Stored items from a collection

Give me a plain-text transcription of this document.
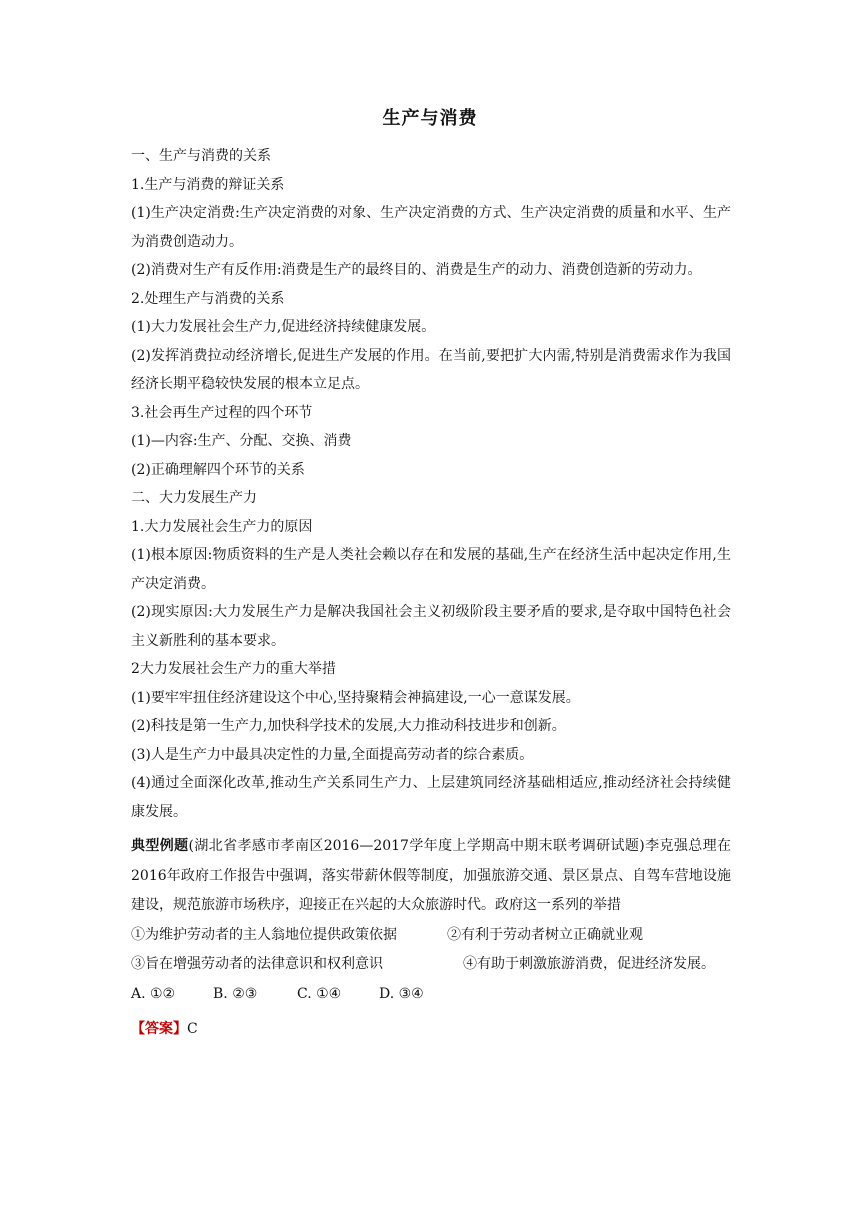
生产与消费
一、生产与消费的关系
1.生产与消费的辩证关系
(1)生产决定消费:生产决定消费的对象、生产决定消费的方式、生产决定消费的质量和水平、生产为消费创造动力。
(2)消费对生产有反作用:消费是生产的最终目的、消费是生产的动力、消费创造新的劳动力。
2.处理生产与消费的关系
(1)大力发展社会生产力,促进经济持续健康发展。
(2)发挥消费拉动经济增长,促进生产发展的作用。在当前,要把扩大内需,特别是消费需求作为我国经济长期平稳较快发展的根本立足点。
3.社会再生产过程的四个环节
(1)—内容:生产、分配、交换、消费
(2)正确理解四个环节的关系
二、大力发展生产力
1.大力发展社会生产力的原因
(1)根本原因:物质资料的生产是人类社会赖以存在和发展的基础,生产在经济生活中起决定作用,生产决定消费。
(2)现实原因:大力发展生产力是解决我国社会主义初级阶段主要矛盾的要求,是夺取中国特色社会主义新胜利的基本要求。
2大力发展社会生产力的重大举措
(1)要牢牢扭住经济建设这个中心,坚持聚精会神搞建设,一心一意谋发展。
(2)科技是第一生产力,加快科学技术的发展,大力推动科技进步和创新。
(3)人是生产力中最具决定性的力量,全面提高劳动者的综合素质。
(4)通过全面深化改革,推动生产关系同生产力、上层建筑同经济基础相适应,推动经济社会持续健康发展。
典型例题(湖北省孝感市孝南区2016—2017学年度上学期高中期末联考调研试题)李克强总理在2016年政府工作报告中强调，落实带薪休假等制度，加强旅游交通、景区景点、自驾车营地设施建设，规范旅游市场秩序，迎接正在兴起的大众旅游时代。政府这一系列的举措
①为维护劳动者的主人翁地位提供政策依据	②有利于劳动者树立正确就业观
③旨在增强劳动者的法律意识和权利意识	④有助于刺激旅游消费，促进经济发展。
A. ①②	B. ②③	C. ①④	D. ③④
【答案】C
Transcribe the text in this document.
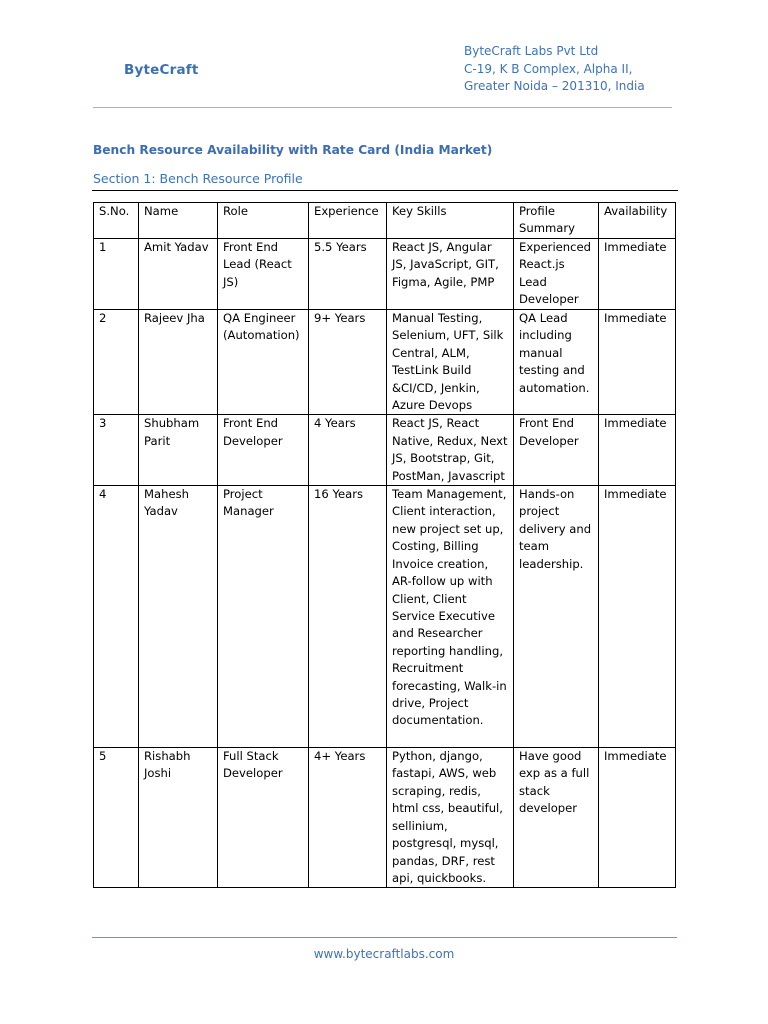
ByteCraft
ByteCraft Labs Pvt Ltd
C-19, K B Complex, Alpha II,
Greater Noida – 201310, India
Bench Resource Availability with Rate Card (India Market)
Section 1: Bench Resource Profile
S.No.	Name	Role	Experience	Key Skills	Profile Summary	Availability
1	Amit Yadav	Front End Lead (React JS)	5.5 Years	React JS, Angular JS, JavaScript, GIT, Figma, Agile, PMP	Experienced React.js Lead Developer	Immediate
2	Rajeev Jha	QA Engineer (Automation)	9+ Years	Manual Testing, Selenium, UFT, Silk Central, ALM, TestLink Build &CI/CD, Jenkin, Azure Devops	QA Lead including manual testing and automation.	Immediate
3	Shubham Parit	Front End Developer	4 Years	React JS, React Native, Redux, Next JS, Bootstrap, Git, PostMan, Javascript	Front End Developer	Immediate
4	Mahesh Yadav	Project Manager	16 Years	Team Management, Client interaction, new project set up, Costing, Billing Invoice creation, AR-follow up with Client, Client Service Executive and Researcher reporting handling, Recruitment forecasting, Walk-in drive, Project documentation.	Hands-on project delivery and team leadership.	Immediate
5	Rishabh Joshi	Full Stack Developer	4+ Years	Python, django, fastapi, AWS, web scraping, redis, html css, beautiful, sellinium, postgresql, mysql, pandas, DRF, rest api, quickbooks.	Have good exp as a full stack developer	Immediate
www.bytecraftlabs.com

Instructions to follow
Return every line of the records exactly as given, pictures excluded.

Answer to this task
Give me a plain-text transcription of this document.
生产与消费
一、生产与消费的关系
1.生产与消费的辩证关系
(1)生产决定消费:生产决定消费的对象、生产决定消费的方式、生产决定消费的质量和水平、生产为消费创造动力。
(2)消费对生产有反作用:消费是生产的最终目的、消费是生产的动力、消费创造新的劳动力。
2.处理生产与消费的关系
(1)大力发展社会生产力,促进经济持续健康发展。
(2)发挥消费拉动经济增长,促进生产发展的作用。在当前,要把扩大内需,特别是消费需求作为我国经济长期平稳较快发展的根本立足点。
3.社会再生产过程的四个环节
(1)—内容:生产、分配、交换、消费
(2)正确理解四个环节的关系
二、大力发展生产力
1.大力发展社会生产力的原因
(1)根本原因:物质资料的生产是人类社会赖以存在和发展的基础,生产在经济生活中起决定作用,生产决定消费。
(2)现实原因:大力发展生产力是解决我国社会主义初级阶段主要矛盾的要求,是夺取中国特色社会主义新胜利的基本要求。
2大力发展社会生产力的重大举措
(1)要牢牢扭住经济建设这个中心,坚持聚精会神搞建设,一心一意谋发展。
(2)科技是第一生产力,加快科学技术的发展,大力推动科技进步和创新。
(3)人是生产力中最具决定性的力量,全面提高劳动者的综合素质。
(4)通过全面深化改革,推动生产关系同生产力、上层建筑同经济基础相适应,推动经济社会持续健康发展。
典型例题(湖北省孝感市孝南区2016—2017学年度上学期高中期末联考调研试题)李克强总理在2016年政府工作报告中强调，落实带薪休假等制度，加强旅游交通、景区景点、自驾车营地设施建设，规范旅游市场秩序，迎接正在兴起的大众旅游时代。政府这一系列的举措
①为维护劳动者的主人翁地位提供政策依据	②有利于劳动者树立正确就业观
③旨在增强劳动者的法律意识和权利意识	④有助于刺激旅游消费，促进经济发展。
A. ①②	B. ②③	C. ①④	D. ③④
【答案】C
Transcribe the text in this document.
ByteCraft
ByteCraft Labs Pvt Ltd
C-19, K B Complex, Alpha II,
Greater Noida – 201310, India
Bench Resource Availability with Rate Card (India Market)
Section 1: Bench Resource Profile
S.No.	Name	Role	Experience	Key Skills	Profile Summary	Availability
1	Amit Yadav	Front End Lead (React JS)	5.5 Years	React JS, Angular JS, JavaScript, GIT, Figma, Agile, PMP	Experienced React.js Lead Developer	Immediate
2	Rajeev Jha	QA Engineer (Automation)	9+ Years	Manual Testing, Selenium, UFT, Silk Central, ALM, TestLink Build &CI/CD, Jenkin, Azure Devops	QA Lead including manual testing and automation.	Immediate
3	Shubham Parit	Front End Developer	4 Years	React JS, React Native, Redux, Next JS, Bootstrap, Git, PostMan, Javascript	Front End Developer	Immediate
4	Mahesh Yadav	Project Manager	16 Years	Team Management, Client interaction, new project set up, Costing, Billing Invoice creation, AR-follow up with Client, Client Service Executive and Researcher reporting handling, Recruitment forecasting, Walk-in drive, Project documentation.	Hands-on project delivery and team leadership.	Immediate
5	Rishabh Joshi	Full Stack Developer	4+ Years	Python, django, fastapi, AWS, web scraping, redis, html css, beautiful, sellinium, postgresql, mysql, pandas, DRF, rest api, quickbooks.	Have good exp as a full stack developer	Immediate
www.bytecraftlabs.com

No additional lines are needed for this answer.